───── Data lines ─────

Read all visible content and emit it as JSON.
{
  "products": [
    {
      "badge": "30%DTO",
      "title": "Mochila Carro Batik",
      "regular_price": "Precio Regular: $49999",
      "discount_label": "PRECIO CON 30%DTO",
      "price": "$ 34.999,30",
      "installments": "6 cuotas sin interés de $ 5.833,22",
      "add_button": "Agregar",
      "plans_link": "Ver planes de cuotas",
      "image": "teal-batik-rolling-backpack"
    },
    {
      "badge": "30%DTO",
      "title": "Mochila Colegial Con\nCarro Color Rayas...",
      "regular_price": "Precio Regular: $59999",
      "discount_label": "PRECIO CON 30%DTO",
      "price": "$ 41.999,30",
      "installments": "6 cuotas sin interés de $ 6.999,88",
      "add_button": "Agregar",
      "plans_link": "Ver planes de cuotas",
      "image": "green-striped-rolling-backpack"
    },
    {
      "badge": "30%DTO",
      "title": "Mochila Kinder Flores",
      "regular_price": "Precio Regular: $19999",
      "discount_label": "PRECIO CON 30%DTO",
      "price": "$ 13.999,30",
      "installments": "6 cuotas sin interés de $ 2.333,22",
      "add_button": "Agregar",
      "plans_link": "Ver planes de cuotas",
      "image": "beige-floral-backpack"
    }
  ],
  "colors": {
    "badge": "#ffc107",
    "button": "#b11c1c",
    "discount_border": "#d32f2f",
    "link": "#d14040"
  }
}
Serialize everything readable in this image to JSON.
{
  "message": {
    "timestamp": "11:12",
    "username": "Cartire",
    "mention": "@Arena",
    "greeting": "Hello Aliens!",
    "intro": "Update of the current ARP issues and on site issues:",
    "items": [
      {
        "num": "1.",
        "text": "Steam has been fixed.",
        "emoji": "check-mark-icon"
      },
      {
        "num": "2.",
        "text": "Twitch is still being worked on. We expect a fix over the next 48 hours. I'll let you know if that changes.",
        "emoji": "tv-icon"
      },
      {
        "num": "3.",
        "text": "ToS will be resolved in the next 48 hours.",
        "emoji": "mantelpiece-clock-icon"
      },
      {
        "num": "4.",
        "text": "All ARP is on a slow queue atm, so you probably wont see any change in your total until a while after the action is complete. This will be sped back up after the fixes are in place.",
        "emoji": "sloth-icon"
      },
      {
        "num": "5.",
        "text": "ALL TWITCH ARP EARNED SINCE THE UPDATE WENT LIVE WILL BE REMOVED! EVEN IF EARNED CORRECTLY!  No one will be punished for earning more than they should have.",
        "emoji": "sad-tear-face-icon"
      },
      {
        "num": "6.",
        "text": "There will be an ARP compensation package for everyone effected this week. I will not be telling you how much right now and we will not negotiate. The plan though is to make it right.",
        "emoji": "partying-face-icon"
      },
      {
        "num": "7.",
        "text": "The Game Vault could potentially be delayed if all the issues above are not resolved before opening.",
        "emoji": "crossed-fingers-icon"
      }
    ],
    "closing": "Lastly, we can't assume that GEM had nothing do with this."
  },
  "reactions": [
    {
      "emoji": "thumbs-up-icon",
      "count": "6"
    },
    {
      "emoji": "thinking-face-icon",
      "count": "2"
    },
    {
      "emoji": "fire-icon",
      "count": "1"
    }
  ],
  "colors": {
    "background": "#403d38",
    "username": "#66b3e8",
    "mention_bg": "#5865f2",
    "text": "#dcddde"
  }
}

─────

Extract every line above containing the word "issues".

    "intro": "Update of the current ARP issues and on site issues:",
        "text": "The Game Vault could potentially be delayed if all the issues above are not resolved before opening.",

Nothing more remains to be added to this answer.